-- BEGIN --

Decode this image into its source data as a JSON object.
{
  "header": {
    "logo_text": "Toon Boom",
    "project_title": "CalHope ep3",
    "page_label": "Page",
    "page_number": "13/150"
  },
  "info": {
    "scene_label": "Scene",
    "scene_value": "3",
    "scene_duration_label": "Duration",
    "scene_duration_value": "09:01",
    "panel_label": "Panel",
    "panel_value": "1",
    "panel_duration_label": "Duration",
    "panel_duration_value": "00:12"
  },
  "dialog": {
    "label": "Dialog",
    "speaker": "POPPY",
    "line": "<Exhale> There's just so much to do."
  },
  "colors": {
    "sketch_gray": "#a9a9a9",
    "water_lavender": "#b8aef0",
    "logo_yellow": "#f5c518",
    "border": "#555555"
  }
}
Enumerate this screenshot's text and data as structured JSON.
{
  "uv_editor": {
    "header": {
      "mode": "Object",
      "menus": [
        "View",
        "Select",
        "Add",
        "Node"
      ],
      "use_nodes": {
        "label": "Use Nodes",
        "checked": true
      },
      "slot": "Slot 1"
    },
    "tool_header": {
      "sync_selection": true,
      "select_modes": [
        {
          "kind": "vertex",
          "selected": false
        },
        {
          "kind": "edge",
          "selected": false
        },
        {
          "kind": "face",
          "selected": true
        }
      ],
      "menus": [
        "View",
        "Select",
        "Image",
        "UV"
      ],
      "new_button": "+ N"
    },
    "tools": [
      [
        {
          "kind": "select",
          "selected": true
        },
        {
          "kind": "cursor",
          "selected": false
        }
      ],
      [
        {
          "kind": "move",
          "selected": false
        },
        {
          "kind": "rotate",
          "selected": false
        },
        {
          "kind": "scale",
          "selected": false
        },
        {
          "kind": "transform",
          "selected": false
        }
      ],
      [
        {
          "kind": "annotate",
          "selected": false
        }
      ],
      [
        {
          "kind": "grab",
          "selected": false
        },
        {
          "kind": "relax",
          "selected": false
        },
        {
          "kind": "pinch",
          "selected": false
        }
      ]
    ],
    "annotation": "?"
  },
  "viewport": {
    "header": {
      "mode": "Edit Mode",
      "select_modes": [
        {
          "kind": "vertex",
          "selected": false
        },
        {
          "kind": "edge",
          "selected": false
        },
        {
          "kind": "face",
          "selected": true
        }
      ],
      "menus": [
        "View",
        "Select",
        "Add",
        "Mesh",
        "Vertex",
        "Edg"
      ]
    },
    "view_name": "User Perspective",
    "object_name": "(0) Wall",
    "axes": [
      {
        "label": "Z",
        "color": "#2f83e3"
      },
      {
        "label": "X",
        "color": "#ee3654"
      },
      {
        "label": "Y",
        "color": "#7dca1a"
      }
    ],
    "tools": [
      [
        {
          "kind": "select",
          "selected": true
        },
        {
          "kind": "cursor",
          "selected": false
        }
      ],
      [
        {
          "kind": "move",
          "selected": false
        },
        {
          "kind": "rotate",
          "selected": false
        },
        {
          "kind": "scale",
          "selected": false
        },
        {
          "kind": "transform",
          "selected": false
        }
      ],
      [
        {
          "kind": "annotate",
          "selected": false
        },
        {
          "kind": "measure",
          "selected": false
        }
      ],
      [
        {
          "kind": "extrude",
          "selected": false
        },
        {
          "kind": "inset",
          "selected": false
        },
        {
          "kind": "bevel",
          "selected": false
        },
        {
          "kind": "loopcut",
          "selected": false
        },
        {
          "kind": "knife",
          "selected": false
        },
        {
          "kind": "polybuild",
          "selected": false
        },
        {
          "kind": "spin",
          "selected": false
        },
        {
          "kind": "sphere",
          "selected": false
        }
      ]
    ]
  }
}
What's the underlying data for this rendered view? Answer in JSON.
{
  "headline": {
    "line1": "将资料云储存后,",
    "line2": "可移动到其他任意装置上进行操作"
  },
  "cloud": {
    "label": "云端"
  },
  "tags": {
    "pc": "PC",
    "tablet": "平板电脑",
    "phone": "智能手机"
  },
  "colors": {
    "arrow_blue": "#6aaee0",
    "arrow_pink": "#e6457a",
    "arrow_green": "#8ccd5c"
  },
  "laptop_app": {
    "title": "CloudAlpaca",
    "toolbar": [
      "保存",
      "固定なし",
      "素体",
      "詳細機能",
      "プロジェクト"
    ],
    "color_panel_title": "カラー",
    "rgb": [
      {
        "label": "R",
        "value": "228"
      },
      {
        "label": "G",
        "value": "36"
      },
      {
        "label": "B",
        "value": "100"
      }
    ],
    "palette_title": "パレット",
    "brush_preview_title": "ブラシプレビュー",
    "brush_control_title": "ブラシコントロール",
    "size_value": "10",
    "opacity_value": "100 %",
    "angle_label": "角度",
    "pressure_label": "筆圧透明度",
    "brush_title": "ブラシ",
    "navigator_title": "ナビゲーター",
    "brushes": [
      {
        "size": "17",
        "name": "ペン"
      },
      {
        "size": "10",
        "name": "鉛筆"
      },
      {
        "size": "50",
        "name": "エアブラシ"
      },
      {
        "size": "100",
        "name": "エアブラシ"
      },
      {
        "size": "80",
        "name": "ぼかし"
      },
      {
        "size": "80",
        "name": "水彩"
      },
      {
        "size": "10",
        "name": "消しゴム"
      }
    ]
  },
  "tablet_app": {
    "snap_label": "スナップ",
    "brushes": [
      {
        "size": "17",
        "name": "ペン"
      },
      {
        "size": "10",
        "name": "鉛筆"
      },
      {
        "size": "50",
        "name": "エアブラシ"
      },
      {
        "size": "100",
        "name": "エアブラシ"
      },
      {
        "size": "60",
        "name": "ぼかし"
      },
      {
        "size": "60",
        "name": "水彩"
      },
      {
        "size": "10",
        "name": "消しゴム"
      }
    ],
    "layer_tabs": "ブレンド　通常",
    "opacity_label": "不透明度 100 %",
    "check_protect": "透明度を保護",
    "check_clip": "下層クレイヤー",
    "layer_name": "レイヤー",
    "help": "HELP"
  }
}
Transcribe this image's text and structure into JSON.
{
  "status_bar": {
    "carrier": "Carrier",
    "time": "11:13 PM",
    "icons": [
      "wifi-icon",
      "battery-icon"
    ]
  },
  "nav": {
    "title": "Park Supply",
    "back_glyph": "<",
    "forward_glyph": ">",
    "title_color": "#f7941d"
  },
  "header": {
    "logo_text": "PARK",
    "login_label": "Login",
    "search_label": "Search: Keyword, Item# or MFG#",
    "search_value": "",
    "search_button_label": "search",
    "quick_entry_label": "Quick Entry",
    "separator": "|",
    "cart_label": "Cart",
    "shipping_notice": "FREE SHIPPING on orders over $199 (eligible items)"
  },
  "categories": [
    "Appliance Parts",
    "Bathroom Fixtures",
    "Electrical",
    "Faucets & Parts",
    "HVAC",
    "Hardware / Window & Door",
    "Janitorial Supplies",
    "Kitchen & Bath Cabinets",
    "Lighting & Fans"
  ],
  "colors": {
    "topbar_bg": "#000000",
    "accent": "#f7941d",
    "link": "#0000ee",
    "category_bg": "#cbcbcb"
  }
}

-- END --

(Your instructions)
Make an exact copy of every line in the data.

(Exercise response)
Decode this image into its source data as a JSON object.
{
  "header": {
    "logo_text": "Toon Boom",
    "project_title": "CalHope ep3",
    "page_label": "Page",
    "page_number": "13/150"
  },
  "info": {
    "scene_label": "Scene",
    "scene_value": "3",
    "scene_duration_label": "Duration",
    "scene_duration_value": "09:01",
    "panel_label": "Panel",
    "panel_value": "1",
    "panel_duration_label": "Duration",
    "panel_duration_value": "00:12"
  },
  "dialog": {
    "label": "Dialog",
    "speaker": "POPPY",
    "line": "<Exhale> There's just so much to do."
  },
  "colors": {
    "sketch_gray": "#a9a9a9",
    "water_lavender": "#b8aef0",
    "logo_yellow": "#f5c518",
    "border": "#555555"
  }
}
Enumerate this screenshot's text and data as structured JSON.
{
  "uv_editor": {
    "header": {
      "mode": "Object",
      "menus": [
        "View",
        "Select",
        "Add",
        "Node"
      ],
      "use_nodes": {
        "label": "Use Nodes",
        "checked": true
      },
      "slot": "Slot 1"
    },
    "tool_header": {
      "sync_selection": true,
      "select_modes": [
        {
          "kind": "vertex",
          "selected": false
        },
        {
          "kind": "edge",
          "selected": false
        },
        {
          "kind": "face",
          "selected": true
        }
      ],
      "menus": [
        "View",
        "Select",
        "Image",
        "UV"
      ],
      "new_button": "+ N"
    },
    "tools": [
      [
        {
          "kind": "select",
          "selected": true
        },
        {
          "kind": "cursor",
          "selected": false
        }
      ],
      [
        {
          "kind": "move",
          "selected": false
        },
        {
          "kind": "rotate",
          "selected": false
        },
        {
          "kind": "scale",
          "selected": false
        },
        {
          "kind": "transform",
          "selected": false
        }
      ],
      [
        {
          "kind": "annotate",
          "selected": false
        }
      ],
      [
        {
          "kind": "grab",
          "selected": false
        },
        {
          "kind": "relax",
          "selected": false
        },
        {
          "kind": "pinch",
          "selected": false
        }
      ]
    ],
    "annotation": "?"
  },
  "viewport": {
    "header": {
      "mode": "Edit Mode",
      "select_modes": [
        {
          "kind": "vertex",
          "selected": false
        },
        {
          "kind": "edge",
          "selected": false
        },
        {
          "kind": "face",
          "selected": true
        }
      ],
      "menus": [
        "View",
        "Select",
        "Add",
        "Mesh",
        "Vertex",
        "Edg"
      ]
    },
    "view_name": "User Perspective",
    "object_name": "(0) Wall",
    "axes": [
      {
        "label": "Z",
        "color": "#2f83e3"
      },
      {
        "label": "X",
        "color": "#ee3654"
      },
      {
        "label": "Y",
        "color": "#7dca1a"
      }
    ],
    "tools": [
      [
        {
          "kind": "select",
          "selected": true
        },
        {
          "kind": "cursor",
          "selected": false
        }
      ],
      [
        {
          "kind": "move",
          "selected": false
        },
        {
          "kind": "rotate",
          "selected": false
        },
        {
          "kind": "scale",
          "selected": false
        },
        {
          "kind": "transform",
          "selected": false
        }
      ],
      [
        {
          "kind": "annotate",
          "selected": false
        },
        {
          "kind": "measure",
          "selected": false
        }
      ],
      [
        {
          "kind": "extrude",
          "selected": false
        },
        {
          "kind": "inset",
          "selected": false
        },
        {
          "kind": "bevel",
          "selected": false
        },
        {
          "kind": "loopcut",
          "selected": false
        },
        {
          "kind": "knife",
          "selected": false
        },
        {
          "kind": "polybuild",
          "selected": false
        },
        {
          "kind": "spin",
          "selected": false
        },
        {
          "kind": "sphere",
          "selected": false
        }
      ]
    ]
  }
}
What's the underlying data for this rendered view? Answer in JSON.
{
  "headline": {
    "line1": "将资料云储存后,",
    "line2": "可移动到其他任意装置上进行操作"
  },
  "cloud": {
    "label": "云端"
  },
  "tags": {
    "pc": "PC",
    "tablet": "平板电脑",
    "phone": "智能手机"
  },
  "colors": {
    "arrow_blue": "#6aaee0",
    "arrow_pink": "#e6457a",
    "arrow_green": "#8ccd5c"
  },
  "laptop_app": {
    "title": "CloudAlpaca",
    "toolbar": [
      "保存",
      "固定なし",
      "素体",
      "詳細機能",
      "プロジェクト"
    ],
    "color_panel_title": "カラー",
    "rgb": [
      {
        "label": "R",
        "value": "228"
      },
      {
        "label": "G",
        "value": "36"
      },
      {
        "label": "B",
        "value": "100"
      }
    ],
    "palette_title": "パレット",
    "brush_preview_title": "ブラシプレビュー",
    "brush_control_title": "ブラシコントロール",
    "size_value": "10",
    "opacity_value": "100 %",
    "angle_label": "角度",
    "pressure_label": "筆圧透明度",
    "brush_title": "ブラシ",
    "navigator_title": "ナビゲーター",
    "brushes": [
      {
        "size": "17",
        "name": "ペン"
      },
      {
        "size": "10",
        "name": "鉛筆"
      },
      {
        "size": "50",
        "name": "エアブラシ"
      },
      {
        "size": "100",
        "name": "エアブラシ"
      },
      {
        "size": "80",
        "name": "ぼかし"
      },
      {
        "size": "80",
        "name": "水彩"
      },
      {
        "size": "10",
        "name": "消しゴム"
      }
    ]
  },
  "tablet_app": {
    "snap_label": "スナップ",
    "brushes": [
      {
        "size": "17",
        "name": "ペン"
      },
      {
        "size": "10",
        "name": "鉛筆"
      },
      {
        "size": "50",
        "name": "エアブラシ"
      },
      {
        "size": "100",
        "name": "エアブラシ"
      },
      {
        "size": "60",
        "name": "ぼかし"
      },
      {
        "size": "60",
        "name": "水彩"
      },
      {
        "size": "10",
        "name": "消しゴム"
      }
    ],
    "layer_tabs": "ブレンド　通常",
    "opacity_label": "不透明度 100 %",
    "check_protect": "透明度を保護",
    "check_clip": "下層クレイヤー",
    "layer_name": "レイヤー",
    "help": "HELP"
  }
}
Transcribe this image's text and structure into JSON.
{
  "status_bar": {
    "carrier": "Carrier",
    "time": "11:13 PM",
    "icons": [
      "wifi-icon",
      "battery-icon"
    ]
  },
  "nav": {
    "title": "Park Supply",
    "back_glyph": "<",
    "forward_glyph": ">",
    "title_color": "#f7941d"
  },
  "header": {
    "logo_text": "PARK",
    "login_label": "Login",
    "search_label": "Search: Keyword, Item# or MFG#",
    "search_value": "",
    "search_button_label": "search",
    "quick_entry_label": "Quick Entry",
    "separator": "|",
    "cart_label": "Cart",
    "shipping_notice": "FREE SHIPPING on orders over $199 (eligible items)"
  },
  "categories": [
    "Appliance Parts",
    "Bathroom Fixtures",
    "Electrical",
    "Faucets & Parts",
    "HVAC",
    "Hardware / Window & Door",
    "Janitorial Supplies",
    "Kitchen & Bath Cabinets",
    "Lighting & Fans"
  ],
  "colors": {
    "topbar_bg": "#000000",
    "accent": "#f7941d",
    "link": "#0000ee",
    "category_bg": "#cbcbcb"
  }
}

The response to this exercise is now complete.